In your copy, include every line of the listing below exactly but none of the pictures.

** Stored rows **

+++

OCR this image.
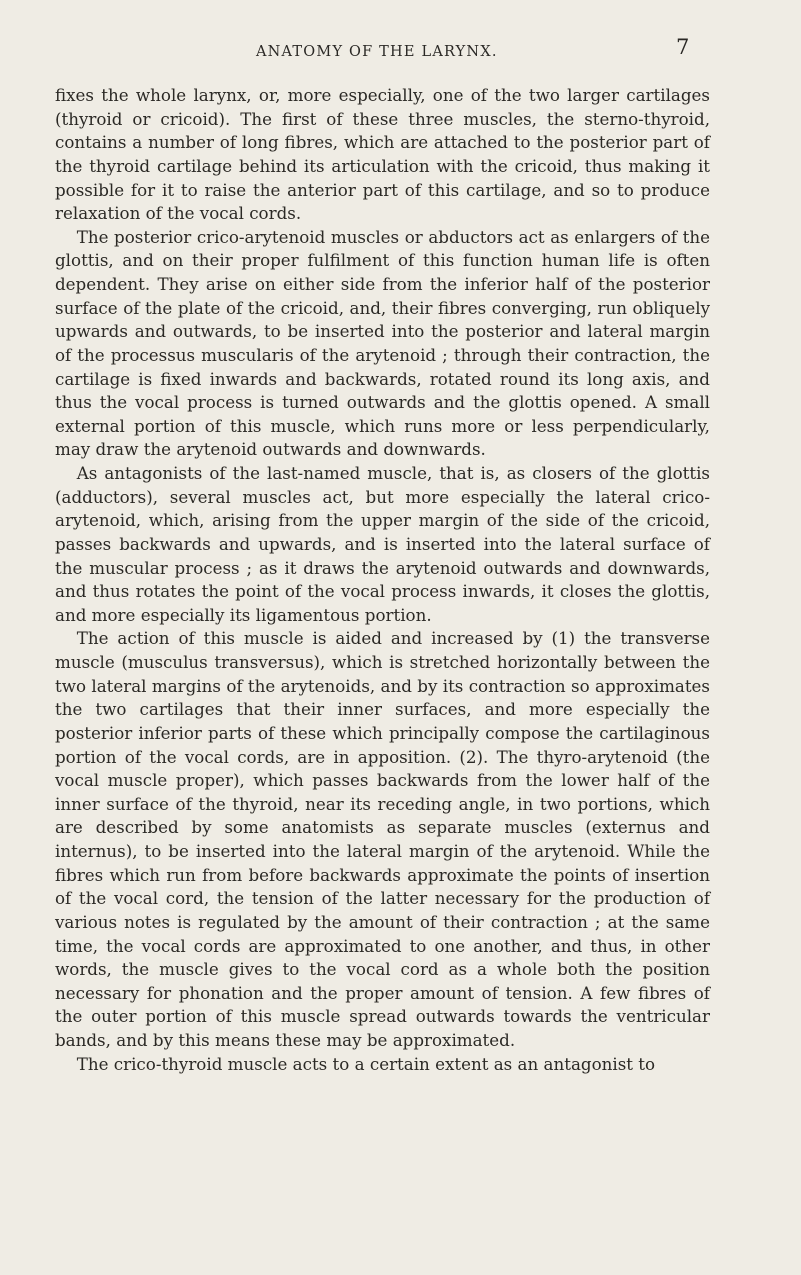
ANATOMY OF THE LARYNX.	7

fixes the whole larynx, or, more especially, one of the two larger cartilages (thyroid or cricoid). The first of these three muscles, the sterno-thyroid, contains a number of long fibres, which are attached to the posterior part of the thyroid cartilage behind its articulation with the cricoid, thus making it possible for it to raise the anterior part of this cartilage, and so to produce relaxation of the vocal cords.

The posterior crico-arytenoid muscles or abductors act as enlargers of the glottis, and on their proper fulfilment of this function human life is often dependent. They arise on either side from the inferior half of the posterior surface of the plate of the cricoid, and, their fibres converging, run obliquely upwards and outwards, to be inserted into the posterior and lateral margin of the processus muscularis of the arytenoid ; through their contraction, the cartilage is fixed inwards and backwards, rotated round its long axis, and thus the vocal process is turned outwards and the glottis opened. A small external portion of this muscle, which runs more or less perpendicularly, may draw the arytenoid outwards and downwards.

As antagonists of the last-named muscle, that is, as closers of the glottis (adductors), several muscles act, but more especially the lateral crico-arytenoid, which, arising from the upper margin of the side of the cricoid, passes backwards and upwards, and is inserted into the lateral surface of the muscular process ; as it draws the arytenoid outwards and downwards, and thus rotates the point of the vocal process inwards, it closes the glottis, and more especially its ligamentous portion.

The action of this muscle is aided and increased by (1) the transverse muscle (musculus transversus), which is stretched horizontally between the two lateral margins of the arytenoids, and by its contraction so approximates the two cartilages that their inner surfaces, and more especially the posterior inferior parts of these which principally compose the cartilaginous portion of the vocal cords, are in apposition. (2). The thyro-arytenoid (the vocal muscle proper), which passes backwards from the lower half of the inner surface of the thyroid, near its receding angle, in two portions, which are described by some anatomists as separate muscles (externus and internus), to be inserted into the lateral margin of the arytenoid. While the fibres which run from before backwards approximate the points of insertion of the vocal cord, the tension of the latter necessary for the production of various notes is regulated by the amount of their contraction ; at the same time, the vocal cords are approximated to one another, and thus, in other words, the muscle gives to the vocal cord as a whole both the position necessary for phonation and the proper amount of tension. A few fibres of the outer portion of this muscle spread outwards towards the ventricular bands, and by this means these may be approximated.

The crico-thyroid muscle acts to a certain extent as an antagonist to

+++

** Result **
OCR this image.
ANATOMY OF THE LARYNX.	7

fixes the whole larynx, or, more especially, one of the two larger cartilages (thyroid or cricoid). The first of these three muscles, the sterno-thyroid, contains a number of long fibres, which are attached to the posterior part of the thyroid cartilage behind its articulation with the cricoid, thus making it possible for it to raise the anterior part of this cartilage, and so to produce relaxation of the vocal cords.

The posterior crico-arytenoid muscles or abductors act as enlargers of the glottis, and on their proper fulfilment of this function human life is often dependent. They arise on either side from the inferior half of the posterior surface of the plate of the cricoid, and, their fibres converging, run obliquely upwards and outwards, to be inserted into the posterior and lateral margin of the processus muscularis of the arytenoid ; through their contraction, the cartilage is fixed inwards and backwards, rotated round its long axis, and thus the vocal process is turned outwards and the glottis opened. A small external portion of this muscle, which runs more or less perpendicularly, may draw the arytenoid outwards and downwards.

As antagonists of the last-named muscle, that is, as closers of the glottis (adductors), several muscles act, but more especially the lateral crico-arytenoid, which, arising from the upper margin of the side of the cricoid, passes backwards and upwards, and is inserted into the lateral surface of the muscular process ; as it draws the arytenoid outwards and downwards, and thus rotates the point of the vocal process inwards, it closes the glottis, and more especially its ligamentous portion.

The action of this muscle is aided and increased by (1) the transverse muscle (musculus transversus), which is stretched horizontally between the two lateral margins of the arytenoids, and by its contraction so approximates the two cartilages that their inner surfaces, and more especially the posterior inferior parts of these which principally compose the cartilaginous portion of the vocal cords, are in apposition. (2). The thyro-arytenoid (the vocal muscle proper), which passes backwards from the lower half of the inner surface of the thyroid, near its receding angle, in two portions, which are described by some anatomists as separate muscles (externus and internus), to be inserted into the lateral margin of the arytenoid. While the fibres which run from before backwards approximate the points of insertion of the vocal cord, the tension of the latter necessary for the production of various notes is regulated by the amount of their contraction ; at the same time, the vocal cords are approximated to one another, and thus, in other words, the muscle gives to the vocal cord as a whole both the position necessary for phonation and the proper amount of tension. A few fibres of the outer portion of this muscle spread outwards towards the ventricular bands, and by this means these may be approximated.

The crico-thyroid muscle acts to a certain extent as an antagonist to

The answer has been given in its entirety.